* BEGIN GIVEN DATA *
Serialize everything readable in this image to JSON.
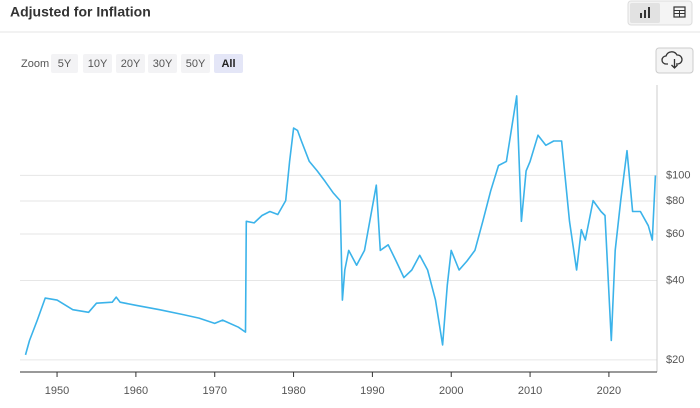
{
  "ui": {
    "zoom_label": "Zoom",
    "zoom_options": [
      "5Y",
      "10Y",
      "20Y",
      "30Y",
      "50Y",
      "All"
    ],
    "zoom_selected": 5
  },
  "chart_data": {
    "type": "line",
    "title": "Adjusted for Inflation",
    "log_scale": true,
    "grid": true,
    "color": "#3bb3ea",
    "x": [
      1946,
      1946.5,
      1947.5,
      1948.5,
      1950,
      1952,
      1954,
      1955,
      1957,
      1957.5,
      1958,
      1960,
      1963,
      1966,
      1968,
      1970,
      1971,
      1973,
      1973.9,
      1974,
      1975,
      1976,
      1977,
      1978,
      1979,
      1979.5,
      1980,
      1980.5,
      1981,
      1982,
      1983,
      1984,
      1985,
      1985.9,
      1986.2,
      1986.5,
      1987,
      1988,
      1989,
      1990.5,
      1991,
      1992,
      1993,
      1994,
      1995,
      1996,
      1997,
      1998,
      1998.9,
      1999.5,
      2000,
      2001,
      2002,
      2003,
      2004,
      2005,
      2006,
      2007,
      2008.3,
      2008.9,
      2009.5,
      2010,
      2011,
      2012,
      2013,
      2014,
      2015,
      2015.9,
      2016.5,
      2017,
      2018,
      2019,
      2019.5,
      2020.3,
      2020.8,
      2021.5,
      2022.3,
      2023,
      2024,
      2025,
      2025.5,
      2025.9
    ],
    "values": [
      20.9,
      23.7,
      28.3,
      34.3,
      33.7,
      31.0,
      30.3,
      32.8,
      33.1,
      34.6,
      33.1,
      32.2,
      31.0,
      29.7,
      28.8,
      27.5,
      28.3,
      26.6,
      25.5,
      67.0,
      66.1,
      70.5,
      73.0,
      71.1,
      80.3,
      113,
      151,
      148,
      135,
      113,
      104,
      94.9,
      86.1,
      80.3,
      33.7,
      43.8,
      52.0,
      45.7,
      52.0,
      91.8,
      52.0,
      54.6,
      47.4,
      41.0,
      43.8,
      49.8,
      43.8,
      33.7,
      22.8,
      38.4,
      52.0,
      43.8,
      47.4,
      52.0,
      67.0,
      87.4,
      109,
      113,
      200,
      67.0,
      104,
      113,
      142,
      130,
      135,
      135,
      67.0,
      43.8,
      62.3,
      56.9,
      80.3,
      73.0,
      70.5,
      23.7,
      52,
      80.3,
      124,
      73.0,
      73,
      64.5,
      56.9,
      100
    ],
    "xlim": [
      1945.3,
      2026.1
    ],
    "xticks": [
      1950,
      1960,
      1970,
      1980,
      1990,
      2000,
      2010,
      2020
    ],
    "ylim": [
      18,
      220
    ],
    "yticks": [
      {
        "value": 20,
        "label": "$20"
      },
      {
        "value": 40,
        "label": "$40"
      },
      {
        "value": 60,
        "label": "$60"
      },
      {
        "value": 80,
        "label": "$80"
      },
      {
        "value": 100,
        "label": "$100"
      }
    ]
  }
}
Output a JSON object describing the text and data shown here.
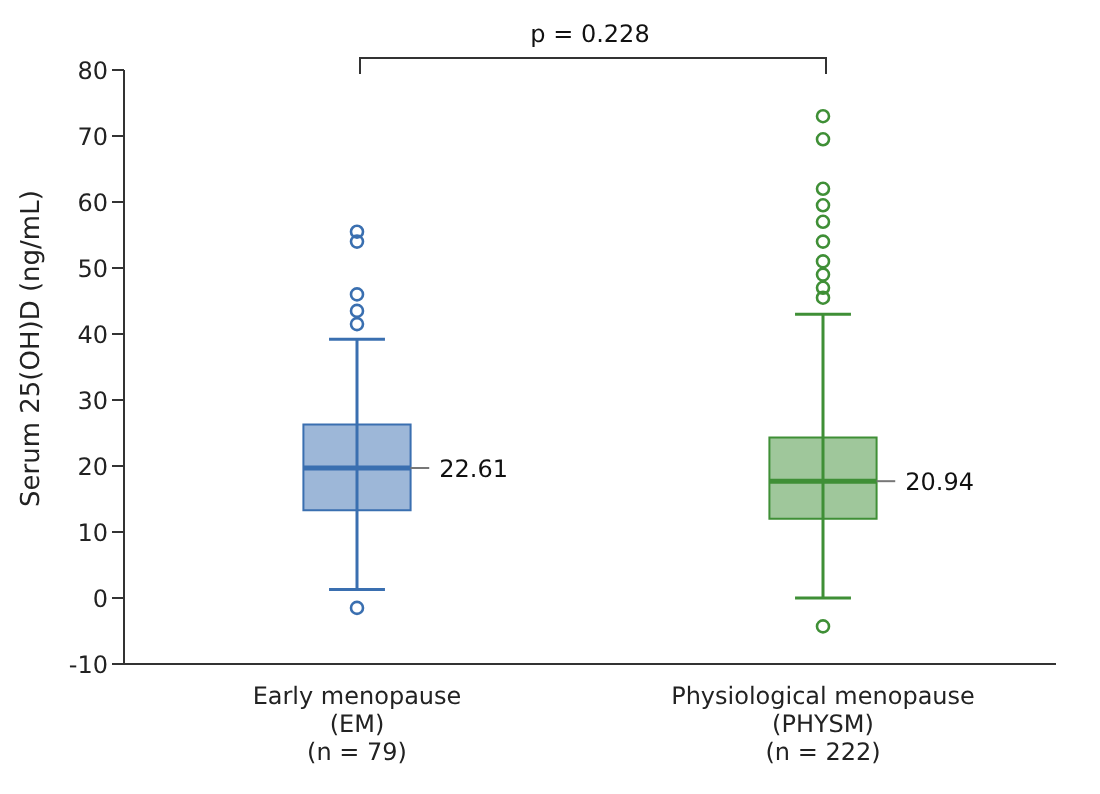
{
  "chart_data": {
    "type": "box",
    "ylabel": "Serum 25(OH)D (ng/mL)",
    "categories": [
      "Early menopause\n(EM)\n(n = 79)",
      "Physiological menopause\n(PHYSM)\n(n = 222)"
    ],
    "colors": [
      "#3a6fb0",
      "#3f8f36"
    ],
    "boxes": [
      {
        "low": 1.3,
        "q1": 13.3,
        "median": 19.7,
        "q3": 26.3,
        "high": 39.2,
        "outliers": [
          -1.5,
          41.5,
          43.5,
          46,
          54,
          55.5
        ]
      },
      {
        "low": 0,
        "q1": 12,
        "median": 17.7,
        "q3": 24.3,
        "high": 43,
        "outliers": [
          -4.3,
          45.5,
          47,
          49,
          51,
          54,
          57,
          59.5,
          62,
          69.5,
          73
        ]
      }
    ],
    "ylim": [
      -10,
      80
    ],
    "yticks": [
      -10,
      0,
      10,
      20,
      30,
      40,
      50,
      60,
      70,
      80
    ],
    "annotations": [
      "p = 0.228",
      "22.61",
      "20.94"
    ]
  }
}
* END GIVEN DATA *
WHAT IS ASKED: Repeat each record exactly as shown above, dropping all images.

SOLUTION FOR THIS PROBLEM:
Serialize everything readable in this image to JSON.
{
  "ui": {
    "zoom_label": "Zoom",
    "zoom_options": [
      "5Y",
      "10Y",
      "20Y",
      "30Y",
      "50Y",
      "All"
    ],
    "zoom_selected": 5
  },
  "chart_data": {
    "type": "line",
    "title": "Adjusted for Inflation",
    "log_scale": true,
    "grid": true,
    "color": "#3bb3ea",
    "x": [
      1946,
      1946.5,
      1947.5,
      1948.5,
      1950,
      1952,
      1954,
      1955,
      1957,
      1957.5,
      1958,
      1960,
      1963,
      1966,
      1968,
      1970,
      1971,
      1973,
      1973.9,
      1974,
      1975,
      1976,
      1977,
      1978,
      1979,
      1979.5,
      1980,
      1980.5,
      1981,
      1982,
      1983,
      1984,
      1985,
      1985.9,
      1986.2,
      1986.5,
      1987,
      1988,
      1989,
      1990.5,
      1991,
      1992,
      1993,
      1994,
      1995,
      1996,
      1997,
      1998,
      1998.9,
      1999.5,
      2000,
      2001,
      2002,
      2003,
      2004,
      2005,
      2006,
      2007,
      2008.3,
      2008.9,
      2009.5,
      2010,
      2011,
      2012,
      2013,
      2014,
      2015,
      2015.9,
      2016.5,
      2017,
      2018,
      2019,
      2019.5,
      2020.3,
      2020.8,
      2021.5,
      2022.3,
      2023,
      2024,
      2025,
      2025.5,
      2025.9
    ],
    "values": [
      20.9,
      23.7,
      28.3,
      34.3,
      33.7,
      31.0,
      30.3,
      32.8,
      33.1,
      34.6,
      33.1,
      32.2,
      31.0,
      29.7,
      28.8,
      27.5,
      28.3,
      26.6,
      25.5,
      67.0,
      66.1,
      70.5,
      73.0,
      71.1,
      80.3,
      113,
      151,
      148,
      135,
      113,
      104,
      94.9,
      86.1,
      80.3,
      33.7,
      43.8,
      52.0,
      45.7,
      52.0,
      91.8,
      52.0,
      54.6,
      47.4,
      41.0,
      43.8,
      49.8,
      43.8,
      33.7,
      22.8,
      38.4,
      52.0,
      43.8,
      47.4,
      52.0,
      67.0,
      87.4,
      109,
      113,
      200,
      67.0,
      104,
      113,
      142,
      130,
      135,
      135,
      67.0,
      43.8,
      62.3,
      56.9,
      80.3,
      73.0,
      70.5,
      23.7,
      52,
      80.3,
      124,
      73.0,
      73,
      64.5,
      56.9,
      100
    ],
    "xlim": [
      1945.3,
      2026.1
    ],
    "xticks": [
      1950,
      1960,
      1970,
      1980,
      1990,
      2000,
      2010,
      2020
    ],
    "ylim": [
      18,
      220
    ],
    "yticks": [
      {
        "value": 20,
        "label": "$20"
      },
      {
        "value": 40,
        "label": "$40"
      },
      {
        "value": 60,
        "label": "$60"
      },
      {
        "value": 80,
        "label": "$80"
      },
      {
        "value": 100,
        "label": "$100"
      }
    ]
  }
}
Output a JSON object describing the text and data shown here.
{
  "chart_data": {
    "type": "box",
    "ylabel": "Serum 25(OH)D (ng/mL)",
    "categories": [
      "Early menopause\n(EM)\n(n = 79)",
      "Physiological menopause\n(PHYSM)\n(n = 222)"
    ],
    "colors": [
      "#3a6fb0",
      "#3f8f36"
    ],
    "boxes": [
      {
        "low": 1.3,
        "q1": 13.3,
        "median": 19.7,
        "q3": 26.3,
        "high": 39.2,
        "outliers": [
          -1.5,
          41.5,
          43.5,
          46,
          54,
          55.5
        ]
      },
      {
        "low": 0,
        "q1": 12,
        "median": 17.7,
        "q3": 24.3,
        "high": 43,
        "outliers": [
          -4.3,
          45.5,
          47,
          49,
          51,
          54,
          57,
          59.5,
          62,
          69.5,
          73
        ]
      }
    ],
    "ylim": [
      -10,
      80
    ],
    "yticks": [
      -10,
      0,
      10,
      20,
      30,
      40,
      50,
      60,
      70,
      80
    ],
    "annotations": [
      "p = 0.228",
      "22.61",
      "20.94"
    ]
  }
}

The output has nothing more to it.